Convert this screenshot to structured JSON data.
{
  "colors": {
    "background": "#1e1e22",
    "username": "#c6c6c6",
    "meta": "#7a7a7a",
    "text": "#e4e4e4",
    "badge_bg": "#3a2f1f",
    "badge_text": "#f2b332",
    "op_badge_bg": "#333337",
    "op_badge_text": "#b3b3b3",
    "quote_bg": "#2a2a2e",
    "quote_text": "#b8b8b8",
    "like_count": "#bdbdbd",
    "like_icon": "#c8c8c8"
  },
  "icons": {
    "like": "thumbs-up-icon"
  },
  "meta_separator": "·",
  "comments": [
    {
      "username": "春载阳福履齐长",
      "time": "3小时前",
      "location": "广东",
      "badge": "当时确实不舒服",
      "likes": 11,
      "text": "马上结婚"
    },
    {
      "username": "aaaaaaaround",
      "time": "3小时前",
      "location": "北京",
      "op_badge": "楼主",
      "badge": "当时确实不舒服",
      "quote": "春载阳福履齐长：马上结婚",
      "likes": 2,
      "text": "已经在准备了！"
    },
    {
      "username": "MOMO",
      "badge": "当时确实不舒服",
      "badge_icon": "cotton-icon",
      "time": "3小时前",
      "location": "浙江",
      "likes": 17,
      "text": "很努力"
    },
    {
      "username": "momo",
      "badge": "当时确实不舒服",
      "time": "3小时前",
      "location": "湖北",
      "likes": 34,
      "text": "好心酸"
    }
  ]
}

• _OBJECTIVE_: The records above must be repeated exactly, every one of them.

• _SOLUTION TO THE PROBLEM_:
Convert this screenshot to structured JSON data.
{
  "colors": {
    "background": "#1e1e22",
    "username": "#c6c6c6",
    "meta": "#7a7a7a",
    "text": "#e4e4e4",
    "badge_bg": "#3a2f1f",
    "badge_text": "#f2b332",
    "op_badge_bg": "#333337",
    "op_badge_text": "#b3b3b3",
    "quote_bg": "#2a2a2e",
    "quote_text": "#b8b8b8",
    "like_count": "#bdbdbd",
    "like_icon": "#c8c8c8"
  },
  "icons": {
    "like": "thumbs-up-icon"
  },
  "meta_separator": "·",
  "comments": [
    {
      "username": "春载阳福履齐长",
      "time": "3小时前",
      "location": "广东",
      "badge": "当时确实不舒服",
      "likes": 11,
      "text": "马上结婚"
    },
    {
      "username": "aaaaaaaround",
      "time": "3小时前",
      "location": "北京",
      "op_badge": "楼主",
      "badge": "当时确实不舒服",
      "quote": "春载阳福履齐长：马上结婚",
      "likes": 2,
      "text": "已经在准备了！"
    },
    {
      "username": "MOMO",
      "badge": "当时确实不舒服",
      "badge_icon": "cotton-icon",
      "time": "3小时前",
      "location": "浙江",
      "likes": 17,
      "text": "很努力"
    },
    {
      "username": "momo",
      "badge": "当时确实不舒服",
      "time": "3小时前",
      "location": "湖北",
      "likes": 34,
      "text": "好心酸"
    }
  ]
}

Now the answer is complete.